Job: Rewrite these lines with "Identify" replaced by "Find" and everything else left as it is. Leave out the pictures.

▶

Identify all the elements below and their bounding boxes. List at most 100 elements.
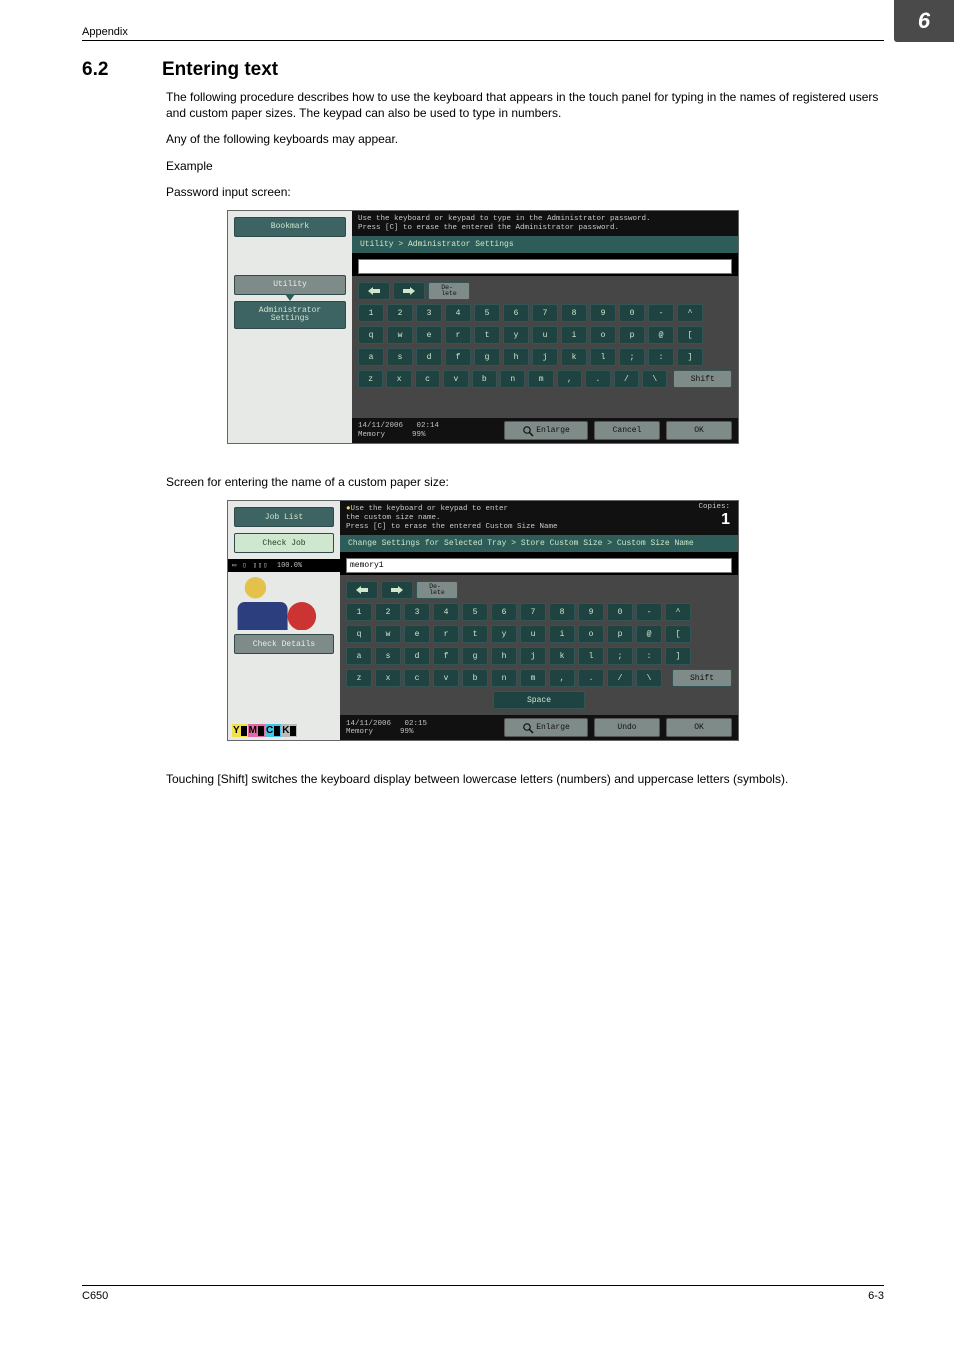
nav-job-list[interactable]: Job List <box>234 507 334 527</box>
key-\[interactable]: \ <box>636 669 662 687</box>
key-g[interactable]: g <box>462 647 488 665</box>
key-v[interactable]: v <box>443 370 468 388</box>
key-3[interactable]: 3 <box>416 304 442 322</box>
key-0[interactable]: 0 <box>619 304 645 322</box>
key-f[interactable]: f <box>445 348 471 366</box>
shift-key[interactable]: Shift <box>672 669 732 687</box>
key-.[interactable]: . <box>578 669 604 687</box>
key-,[interactable]: , <box>549 669 575 687</box>
key-n[interactable]: n <box>491 669 517 687</box>
key-^[interactable]: ^ <box>665 603 691 621</box>
key-8[interactable]: 8 <box>549 603 575 621</box>
key-j[interactable]: j <box>520 647 546 665</box>
key-d[interactable]: d <box>416 348 442 366</box>
key-o[interactable]: o <box>578 625 604 643</box>
key-a[interactable]: a <box>346 647 372 665</box>
nav-admin-settings[interactable]: Administrator Settings <box>234 301 346 329</box>
enlarge-button[interactable]: Enlarge <box>504 718 588 737</box>
key-m[interactable]: m <box>520 669 546 687</box>
cursor-right-button[interactable] <box>381 581 413 599</box>
key-^[interactable]: ^ <box>677 304 703 322</box>
key-,[interactable]: , <box>557 370 582 388</box>
key-p[interactable]: p <box>607 625 633 643</box>
cursor-left-button[interactable] <box>358 282 390 300</box>
key-y[interactable]: y <box>503 326 529 344</box>
key-m[interactable]: m <box>528 370 553 388</box>
cancel-button[interactable]: Cancel <box>594 421 660 440</box>
key-h[interactable]: h <box>491 647 517 665</box>
key-i[interactable]: i <box>561 326 587 344</box>
key-;[interactable]: ; <box>619 348 645 366</box>
check-details-button[interactable]: Check Details <box>234 634 334 654</box>
key-s[interactable]: s <box>387 348 413 366</box>
key-u[interactable]: u <box>532 326 558 344</box>
key-b[interactable]: b <box>462 669 488 687</box>
key-l[interactable]: l <box>590 348 616 366</box>
key-v[interactable]: v <box>433 669 459 687</box>
key-4[interactable]: 4 <box>433 603 459 621</box>
key-g[interactable]: g <box>474 348 500 366</box>
key-6[interactable]: 6 <box>503 304 529 322</box>
key-l[interactable]: l <box>578 647 604 665</box>
key-;[interactable]: ; <box>607 647 633 665</box>
key-z[interactable]: z <box>358 370 383 388</box>
key-/[interactable]: / <box>614 370 639 388</box>
key-j[interactable]: j <box>532 348 558 366</box>
custom-size-name-input[interactable] <box>346 558 732 573</box>
key-[[interactable]: [ <box>677 326 703 344</box>
key-e[interactable]: e <box>416 326 442 344</box>
key-c[interactable]: c <box>404 669 430 687</box>
key-\[interactable]: \ <box>642 370 667 388</box>
key-9[interactable]: 9 <box>578 603 604 621</box>
key-x[interactable]: x <box>386 370 411 388</box>
password-input[interactable] <box>358 259 732 274</box>
key--[interactable]: - <box>648 304 674 322</box>
cursor-right-button[interactable] <box>393 282 425 300</box>
key-][interactable]: ] <box>677 348 703 366</box>
key-z[interactable]: z <box>346 669 372 687</box>
key-p[interactable]: p <box>619 326 645 344</box>
key-t[interactable]: t <box>462 625 488 643</box>
key-d[interactable]: d <box>404 647 430 665</box>
nav-bookmark[interactable]: Bookmark <box>234 217 346 237</box>
key-.[interactable]: . <box>585 370 610 388</box>
nav-check-job[interactable]: Check Job <box>234 533 334 553</box>
key-/[interactable]: / <box>607 669 633 687</box>
key-h[interactable]: h <box>503 348 529 366</box>
key-:[interactable]: : <box>636 647 662 665</box>
key-n[interactable]: n <box>500 370 525 388</box>
cursor-left-button[interactable] <box>346 581 378 599</box>
key-@[interactable]: @ <box>648 326 674 344</box>
key--[interactable]: - <box>636 603 662 621</box>
space-key[interactable]: Space <box>493 691 585 709</box>
key-q[interactable]: q <box>346 625 372 643</box>
key-r[interactable]: r <box>433 625 459 643</box>
ok-button[interactable]: OK <box>666 421 732 440</box>
key-9[interactable]: 9 <box>590 304 616 322</box>
key-2[interactable]: 2 <box>375 603 401 621</box>
key-4[interactable]: 4 <box>445 304 471 322</box>
nav-utility[interactable]: Utility <box>234 275 346 295</box>
key-s[interactable]: s <box>375 647 401 665</box>
key-1[interactable]: 1 <box>358 304 384 322</box>
delete-button[interactable]: De- lete <box>428 282 470 300</box>
key-q[interactable]: q <box>358 326 384 344</box>
key-][interactable]: ] <box>665 647 691 665</box>
key-e[interactable]: e <box>404 625 430 643</box>
key-w[interactable]: w <box>375 625 401 643</box>
key-[[interactable]: [ <box>665 625 691 643</box>
key-r[interactable]: r <box>445 326 471 344</box>
key-7[interactable]: 7 <box>532 304 558 322</box>
key-u[interactable]: u <box>520 625 546 643</box>
key-0[interactable]: 0 <box>607 603 633 621</box>
key-7[interactable]: 7 <box>520 603 546 621</box>
delete-button[interactable]: De- lete <box>416 581 458 599</box>
key-y[interactable]: y <box>491 625 517 643</box>
key-:[interactable]: : <box>648 348 674 366</box>
key-x[interactable]: x <box>375 669 401 687</box>
key-5[interactable]: 5 <box>474 304 500 322</box>
undo-button[interactable]: Undo <box>594 718 660 737</box>
key-b[interactable]: b <box>472 370 497 388</box>
key-t[interactable]: t <box>474 326 500 344</box>
key-2[interactable]: 2 <box>387 304 413 322</box>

◀

Final result:
Find all the elements below and their bounding boxes. List at most 100 elements.
nav-job-list[interactable]: Job List <box>234 507 334 527</box>
key-\[interactable]: \ <box>636 669 662 687</box>
key-g[interactable]: g <box>462 647 488 665</box>
key-v[interactable]: v <box>443 370 468 388</box>
key-3[interactable]: 3 <box>416 304 442 322</box>
key-0[interactable]: 0 <box>619 304 645 322</box>
key-f[interactable]: f <box>445 348 471 366</box>
shift-key[interactable]: Shift <box>672 669 732 687</box>
key-.[interactable]: . <box>578 669 604 687</box>
key-,[interactable]: , <box>549 669 575 687</box>
key-n[interactable]: n <box>491 669 517 687</box>
key-^[interactable]: ^ <box>665 603 691 621</box>
key-8[interactable]: 8 <box>549 603 575 621</box>
key-j[interactable]: j <box>520 647 546 665</box>
key-d[interactable]: d <box>416 348 442 366</box>
key-o[interactable]: o <box>578 625 604 643</box>
key-a[interactable]: a <box>346 647 372 665</box>
nav-admin-settings[interactable]: Administrator Settings <box>234 301 346 329</box>
enlarge-button[interactable]: Enlarge <box>504 718 588 737</box>
key-m[interactable]: m <box>520 669 546 687</box>
cursor-right-button[interactable] <box>381 581 413 599</box>
key-^[interactable]: ^ <box>677 304 703 322</box>
key-,[interactable]: , <box>557 370 582 388</box>
key-p[interactable]: p <box>607 625 633 643</box>
cursor-left-button[interactable] <box>358 282 390 300</box>
key-y[interactable]: y <box>503 326 529 344</box>
key-m[interactable]: m <box>528 370 553 388</box>
cancel-button[interactable]: Cancel <box>594 421 660 440</box>
key-h[interactable]: h <box>491 647 517 665</box>
key-i[interactable]: i <box>561 326 587 344</box>
key-;[interactable]: ; <box>619 348 645 366</box>
check-details-button[interactable]: Check Details <box>234 634 334 654</box>
key-s[interactable]: s <box>387 348 413 366</box>
key-u[interactable]: u <box>532 326 558 344</box>
key-b[interactable]: b <box>462 669 488 687</box>
key-l[interactable]: l <box>590 348 616 366</box>
key-v[interactable]: v <box>433 669 459 687</box>
key-4[interactable]: 4 <box>433 603 459 621</box>
key-g[interactable]: g <box>474 348 500 366</box>
key-6[interactable]: 6 <box>503 304 529 322</box>
key-l[interactable]: l <box>578 647 604 665</box>
key-;[interactable]: ; <box>607 647 633 665</box>
key-z[interactable]: z <box>358 370 383 388</box>
key-/[interactable]: / <box>614 370 639 388</box>
key-j[interactable]: j <box>532 348 558 366</box>
custom-size-name-input[interactable] <box>346 558 732 573</box>
key-[[interactable]: [ <box>677 326 703 344</box>
key-e[interactable]: e <box>416 326 442 344</box>
key-c[interactable]: c <box>404 669 430 687</box>
key-\[interactable]: \ <box>642 370 667 388</box>
key-9[interactable]: 9 <box>578 603 604 621</box>
key-x[interactable]: x <box>386 370 411 388</box>
password-input[interactable] <box>358 259 732 274</box>
key--[interactable]: - <box>648 304 674 322</box>
cursor-right-button[interactable] <box>393 282 425 300</box>
key-][interactable]: ] <box>677 348 703 366</box>
key-z[interactable]: z <box>346 669 372 687</box>
key-p[interactable]: p <box>619 326 645 344</box>
key-t[interactable]: t <box>462 625 488 643</box>
key-d[interactable]: d <box>404 647 430 665</box>
nav-bookmark[interactable]: Bookmark <box>234 217 346 237</box>
key-.[interactable]: . <box>585 370 610 388</box>
nav-check-job[interactable]: Check Job <box>234 533 334 553</box>
key-/[interactable]: / <box>607 669 633 687</box>
key-h[interactable]: h <box>503 348 529 366</box>
key-:[interactable]: : <box>636 647 662 665</box>
key-n[interactable]: n <box>500 370 525 388</box>
cursor-left-button[interactable] <box>346 581 378 599</box>
key-@[interactable]: @ <box>648 326 674 344</box>
key--[interactable]: - <box>636 603 662 621</box>
space-key[interactable]: Space <box>493 691 585 709</box>
key-q[interactable]: q <box>346 625 372 643</box>
key-r[interactable]: r <box>433 625 459 643</box>
ok-button[interactable]: OK <box>666 421 732 440</box>
key-9[interactable]: 9 <box>590 304 616 322</box>
key-2[interactable]: 2 <box>375 603 401 621</box>
key-4[interactable]: 4 <box>445 304 471 322</box>
nav-utility[interactable]: Utility <box>234 275 346 295</box>
key-s[interactable]: s <box>375 647 401 665</box>
key-1[interactable]: 1 <box>358 304 384 322</box>
delete-button[interactable]: De- lete <box>428 282 470 300</box>
key-q[interactable]: q <box>358 326 384 344</box>
key-][interactable]: ] <box>665 647 691 665</box>
key-e[interactable]: e <box>404 625 430 643</box>
key-w[interactable]: w <box>375 625 401 643</box>
key-[[interactable]: [ <box>665 625 691 643</box>
key-r[interactable]: r <box>445 326 471 344</box>
key-7[interactable]: 7 <box>532 304 558 322</box>
key-u[interactable]: u <box>520 625 546 643</box>
key-0[interactable]: 0 <box>607 603 633 621</box>
key-7[interactable]: 7 <box>520 603 546 621</box>
delete-button[interactable]: De- lete <box>416 581 458 599</box>
key-y[interactable]: y <box>491 625 517 643</box>
key-:[interactable]: : <box>648 348 674 366</box>
key-x[interactable]: x <box>375 669 401 687</box>
key-5[interactable]: 5 <box>474 304 500 322</box>
undo-button[interactable]: Undo <box>594 718 660 737</box>
key-b[interactable]: b <box>472 370 497 388</box>
key-t[interactable]: t <box>474 326 500 344</box>
key-2[interactable]: 2 <box>387 304 413 322</box>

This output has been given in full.